*GIVEN PROBLEM:* Only lines with the word "compilazione" are needed; collect each of them from the listing below.

■ ■ ■ ■ ■

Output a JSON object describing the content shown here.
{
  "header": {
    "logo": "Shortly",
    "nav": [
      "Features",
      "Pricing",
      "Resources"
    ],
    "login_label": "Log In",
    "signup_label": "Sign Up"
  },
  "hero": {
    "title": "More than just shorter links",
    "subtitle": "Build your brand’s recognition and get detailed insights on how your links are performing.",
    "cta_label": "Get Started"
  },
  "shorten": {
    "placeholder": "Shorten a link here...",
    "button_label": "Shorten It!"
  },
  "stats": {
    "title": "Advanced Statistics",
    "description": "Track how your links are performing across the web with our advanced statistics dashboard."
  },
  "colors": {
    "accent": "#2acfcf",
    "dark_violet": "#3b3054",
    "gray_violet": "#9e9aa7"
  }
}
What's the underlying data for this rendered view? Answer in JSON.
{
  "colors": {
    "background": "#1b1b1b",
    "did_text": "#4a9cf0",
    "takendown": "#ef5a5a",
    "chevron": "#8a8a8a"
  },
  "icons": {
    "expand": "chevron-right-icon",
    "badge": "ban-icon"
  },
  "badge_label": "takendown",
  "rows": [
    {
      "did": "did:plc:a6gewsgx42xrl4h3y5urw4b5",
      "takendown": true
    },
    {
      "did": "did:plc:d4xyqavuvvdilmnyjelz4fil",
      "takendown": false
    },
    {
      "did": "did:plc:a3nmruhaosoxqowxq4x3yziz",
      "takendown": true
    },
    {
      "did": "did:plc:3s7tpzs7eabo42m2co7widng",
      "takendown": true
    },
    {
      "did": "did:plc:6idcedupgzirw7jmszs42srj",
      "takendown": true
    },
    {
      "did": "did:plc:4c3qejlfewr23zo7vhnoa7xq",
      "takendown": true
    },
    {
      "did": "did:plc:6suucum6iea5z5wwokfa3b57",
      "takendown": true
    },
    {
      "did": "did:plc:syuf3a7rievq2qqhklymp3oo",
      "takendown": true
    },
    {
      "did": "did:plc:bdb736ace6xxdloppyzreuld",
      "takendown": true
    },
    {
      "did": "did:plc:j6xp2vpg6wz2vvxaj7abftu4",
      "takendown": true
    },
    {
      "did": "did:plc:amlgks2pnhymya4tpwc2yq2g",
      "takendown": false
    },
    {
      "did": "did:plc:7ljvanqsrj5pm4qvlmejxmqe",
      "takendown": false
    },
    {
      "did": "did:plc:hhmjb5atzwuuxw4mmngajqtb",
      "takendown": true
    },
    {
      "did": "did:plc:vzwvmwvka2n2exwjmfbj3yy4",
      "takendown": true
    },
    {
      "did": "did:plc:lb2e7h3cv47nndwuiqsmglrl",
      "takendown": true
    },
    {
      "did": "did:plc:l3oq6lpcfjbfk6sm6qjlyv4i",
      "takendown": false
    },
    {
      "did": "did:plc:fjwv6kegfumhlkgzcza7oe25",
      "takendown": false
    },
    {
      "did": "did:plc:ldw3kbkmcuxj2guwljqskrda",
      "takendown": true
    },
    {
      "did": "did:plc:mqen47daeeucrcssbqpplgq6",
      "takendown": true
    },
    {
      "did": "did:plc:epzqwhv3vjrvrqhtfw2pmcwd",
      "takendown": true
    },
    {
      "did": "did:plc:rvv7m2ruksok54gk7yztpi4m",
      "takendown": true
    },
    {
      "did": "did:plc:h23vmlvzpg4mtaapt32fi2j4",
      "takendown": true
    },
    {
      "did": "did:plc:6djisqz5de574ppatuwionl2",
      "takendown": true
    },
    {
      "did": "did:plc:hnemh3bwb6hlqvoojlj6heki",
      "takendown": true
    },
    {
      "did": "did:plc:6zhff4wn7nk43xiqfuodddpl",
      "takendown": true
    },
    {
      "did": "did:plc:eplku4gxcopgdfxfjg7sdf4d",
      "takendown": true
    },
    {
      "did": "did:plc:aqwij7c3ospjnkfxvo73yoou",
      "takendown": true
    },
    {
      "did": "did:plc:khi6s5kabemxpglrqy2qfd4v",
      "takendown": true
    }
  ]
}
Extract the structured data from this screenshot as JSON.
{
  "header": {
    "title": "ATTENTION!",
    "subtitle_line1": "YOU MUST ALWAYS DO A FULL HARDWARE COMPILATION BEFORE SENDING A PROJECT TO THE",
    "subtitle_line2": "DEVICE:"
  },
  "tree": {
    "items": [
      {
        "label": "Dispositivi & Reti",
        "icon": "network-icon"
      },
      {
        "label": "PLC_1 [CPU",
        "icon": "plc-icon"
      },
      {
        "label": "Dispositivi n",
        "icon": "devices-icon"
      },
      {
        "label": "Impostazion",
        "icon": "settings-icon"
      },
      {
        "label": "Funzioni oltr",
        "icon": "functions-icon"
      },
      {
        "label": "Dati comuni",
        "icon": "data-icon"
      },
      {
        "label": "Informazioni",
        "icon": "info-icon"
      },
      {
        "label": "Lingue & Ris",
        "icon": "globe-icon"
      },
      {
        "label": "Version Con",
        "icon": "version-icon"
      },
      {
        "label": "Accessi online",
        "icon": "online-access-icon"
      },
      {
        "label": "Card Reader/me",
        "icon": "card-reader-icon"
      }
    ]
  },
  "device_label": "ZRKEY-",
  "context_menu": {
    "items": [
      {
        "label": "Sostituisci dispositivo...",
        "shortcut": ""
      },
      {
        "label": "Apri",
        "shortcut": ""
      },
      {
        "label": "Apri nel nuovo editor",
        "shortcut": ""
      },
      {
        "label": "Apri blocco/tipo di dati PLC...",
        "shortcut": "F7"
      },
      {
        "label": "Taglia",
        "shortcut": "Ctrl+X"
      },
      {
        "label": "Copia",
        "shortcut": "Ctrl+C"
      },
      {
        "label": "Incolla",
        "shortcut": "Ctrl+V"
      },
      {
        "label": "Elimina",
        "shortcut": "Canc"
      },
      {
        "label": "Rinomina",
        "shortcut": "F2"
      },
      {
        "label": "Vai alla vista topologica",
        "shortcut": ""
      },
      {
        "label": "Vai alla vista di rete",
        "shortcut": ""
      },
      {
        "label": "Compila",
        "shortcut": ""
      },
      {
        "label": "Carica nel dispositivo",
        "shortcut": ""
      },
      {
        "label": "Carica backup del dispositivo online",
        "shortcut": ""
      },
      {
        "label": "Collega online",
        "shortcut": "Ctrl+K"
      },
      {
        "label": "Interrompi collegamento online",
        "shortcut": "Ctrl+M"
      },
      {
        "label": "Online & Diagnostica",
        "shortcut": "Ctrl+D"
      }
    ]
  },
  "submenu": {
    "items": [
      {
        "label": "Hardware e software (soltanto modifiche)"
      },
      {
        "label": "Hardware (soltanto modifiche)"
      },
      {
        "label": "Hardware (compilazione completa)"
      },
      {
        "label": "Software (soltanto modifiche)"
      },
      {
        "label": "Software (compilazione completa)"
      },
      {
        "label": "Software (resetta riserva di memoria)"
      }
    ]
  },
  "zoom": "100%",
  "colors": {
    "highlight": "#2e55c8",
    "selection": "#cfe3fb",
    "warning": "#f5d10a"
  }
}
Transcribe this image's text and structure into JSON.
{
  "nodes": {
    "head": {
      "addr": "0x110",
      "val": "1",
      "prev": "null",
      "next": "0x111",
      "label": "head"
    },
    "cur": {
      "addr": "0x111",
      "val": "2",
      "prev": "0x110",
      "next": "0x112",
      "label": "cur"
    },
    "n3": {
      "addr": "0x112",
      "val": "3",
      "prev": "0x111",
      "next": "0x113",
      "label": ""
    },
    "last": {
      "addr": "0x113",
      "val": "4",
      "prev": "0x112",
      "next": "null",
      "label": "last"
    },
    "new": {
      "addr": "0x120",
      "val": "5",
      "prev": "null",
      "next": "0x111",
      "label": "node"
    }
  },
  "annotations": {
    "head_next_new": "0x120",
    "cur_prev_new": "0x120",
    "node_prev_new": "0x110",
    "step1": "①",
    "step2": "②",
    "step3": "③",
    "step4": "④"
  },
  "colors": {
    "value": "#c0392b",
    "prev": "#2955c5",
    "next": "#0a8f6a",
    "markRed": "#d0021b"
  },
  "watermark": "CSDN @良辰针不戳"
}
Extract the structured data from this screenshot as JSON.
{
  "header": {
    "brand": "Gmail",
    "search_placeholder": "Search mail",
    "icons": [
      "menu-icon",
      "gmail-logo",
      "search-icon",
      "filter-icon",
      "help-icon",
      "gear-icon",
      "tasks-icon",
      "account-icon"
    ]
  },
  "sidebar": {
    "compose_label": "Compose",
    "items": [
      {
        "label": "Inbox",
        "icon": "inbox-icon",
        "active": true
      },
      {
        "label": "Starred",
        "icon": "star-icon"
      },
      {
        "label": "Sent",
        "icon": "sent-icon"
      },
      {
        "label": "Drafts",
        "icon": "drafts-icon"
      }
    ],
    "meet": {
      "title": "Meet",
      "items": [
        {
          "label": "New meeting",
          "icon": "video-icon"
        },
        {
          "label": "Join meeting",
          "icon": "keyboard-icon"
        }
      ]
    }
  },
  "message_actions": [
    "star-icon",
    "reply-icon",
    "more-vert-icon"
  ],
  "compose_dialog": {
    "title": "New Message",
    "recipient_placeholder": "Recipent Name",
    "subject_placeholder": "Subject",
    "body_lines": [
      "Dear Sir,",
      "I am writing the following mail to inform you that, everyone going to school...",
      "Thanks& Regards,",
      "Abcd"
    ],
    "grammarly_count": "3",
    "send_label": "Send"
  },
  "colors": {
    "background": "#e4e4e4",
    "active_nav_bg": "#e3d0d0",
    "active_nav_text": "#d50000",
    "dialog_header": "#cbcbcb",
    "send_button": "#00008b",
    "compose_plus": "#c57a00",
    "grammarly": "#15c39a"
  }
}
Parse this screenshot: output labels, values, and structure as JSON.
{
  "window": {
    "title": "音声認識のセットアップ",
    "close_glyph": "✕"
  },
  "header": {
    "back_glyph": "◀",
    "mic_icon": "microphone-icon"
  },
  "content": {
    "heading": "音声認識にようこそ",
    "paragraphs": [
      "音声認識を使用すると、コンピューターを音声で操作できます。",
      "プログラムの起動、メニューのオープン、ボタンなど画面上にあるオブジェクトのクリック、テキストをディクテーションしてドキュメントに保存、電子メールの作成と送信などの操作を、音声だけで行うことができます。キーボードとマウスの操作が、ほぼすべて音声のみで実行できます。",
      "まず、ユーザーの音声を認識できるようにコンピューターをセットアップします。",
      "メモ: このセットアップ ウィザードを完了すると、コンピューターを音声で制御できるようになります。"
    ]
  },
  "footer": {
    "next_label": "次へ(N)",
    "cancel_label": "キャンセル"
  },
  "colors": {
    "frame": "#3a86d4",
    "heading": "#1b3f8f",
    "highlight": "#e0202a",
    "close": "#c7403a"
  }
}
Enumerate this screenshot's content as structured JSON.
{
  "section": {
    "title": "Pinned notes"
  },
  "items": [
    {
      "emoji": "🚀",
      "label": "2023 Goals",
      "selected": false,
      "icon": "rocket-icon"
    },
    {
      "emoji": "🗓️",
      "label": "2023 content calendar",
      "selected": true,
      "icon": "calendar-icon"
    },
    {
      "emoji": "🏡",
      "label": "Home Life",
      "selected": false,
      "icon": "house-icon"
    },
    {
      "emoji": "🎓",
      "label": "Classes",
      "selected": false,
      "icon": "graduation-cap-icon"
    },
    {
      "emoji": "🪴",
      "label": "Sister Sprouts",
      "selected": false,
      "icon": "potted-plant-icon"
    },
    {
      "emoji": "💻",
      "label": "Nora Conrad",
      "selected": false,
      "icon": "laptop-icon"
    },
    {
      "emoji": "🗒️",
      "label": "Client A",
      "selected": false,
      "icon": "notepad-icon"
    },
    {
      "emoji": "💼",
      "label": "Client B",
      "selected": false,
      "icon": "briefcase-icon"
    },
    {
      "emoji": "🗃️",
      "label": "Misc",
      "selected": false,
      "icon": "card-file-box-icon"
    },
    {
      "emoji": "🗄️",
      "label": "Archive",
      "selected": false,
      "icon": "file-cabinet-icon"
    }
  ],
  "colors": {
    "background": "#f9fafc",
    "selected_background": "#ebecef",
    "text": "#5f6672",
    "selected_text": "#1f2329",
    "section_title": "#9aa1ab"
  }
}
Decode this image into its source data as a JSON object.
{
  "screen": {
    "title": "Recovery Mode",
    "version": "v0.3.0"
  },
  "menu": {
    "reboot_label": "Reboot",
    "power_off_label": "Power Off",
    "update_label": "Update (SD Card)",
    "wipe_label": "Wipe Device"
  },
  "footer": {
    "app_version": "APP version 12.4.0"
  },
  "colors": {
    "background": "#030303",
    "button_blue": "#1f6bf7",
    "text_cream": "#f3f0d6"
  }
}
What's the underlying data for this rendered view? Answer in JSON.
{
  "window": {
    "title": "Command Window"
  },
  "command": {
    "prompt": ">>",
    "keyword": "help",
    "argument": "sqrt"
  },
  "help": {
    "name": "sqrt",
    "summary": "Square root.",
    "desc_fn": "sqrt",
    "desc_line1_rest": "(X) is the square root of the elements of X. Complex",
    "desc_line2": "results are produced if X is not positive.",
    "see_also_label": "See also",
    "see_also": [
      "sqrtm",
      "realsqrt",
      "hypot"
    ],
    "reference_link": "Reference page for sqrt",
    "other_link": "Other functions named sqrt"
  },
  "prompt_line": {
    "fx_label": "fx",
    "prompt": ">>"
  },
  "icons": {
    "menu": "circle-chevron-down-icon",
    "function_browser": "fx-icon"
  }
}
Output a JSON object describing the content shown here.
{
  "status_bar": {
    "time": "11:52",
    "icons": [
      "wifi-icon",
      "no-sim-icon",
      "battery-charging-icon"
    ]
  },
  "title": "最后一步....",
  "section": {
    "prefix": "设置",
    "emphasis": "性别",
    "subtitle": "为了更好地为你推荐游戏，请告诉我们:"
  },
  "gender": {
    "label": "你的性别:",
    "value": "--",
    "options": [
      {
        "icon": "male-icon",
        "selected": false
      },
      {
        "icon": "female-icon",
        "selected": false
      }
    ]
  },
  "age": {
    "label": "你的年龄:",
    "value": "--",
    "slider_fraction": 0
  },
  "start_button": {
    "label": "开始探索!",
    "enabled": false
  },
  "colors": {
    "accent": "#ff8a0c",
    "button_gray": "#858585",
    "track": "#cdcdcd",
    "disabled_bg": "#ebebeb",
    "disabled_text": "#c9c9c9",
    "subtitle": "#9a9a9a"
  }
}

■ ■ ■ ■ ■

*SOLUTION BELOW:*
        "label": "Hardware (compilazione completa)"
        "label": "Software (compilazione completa)"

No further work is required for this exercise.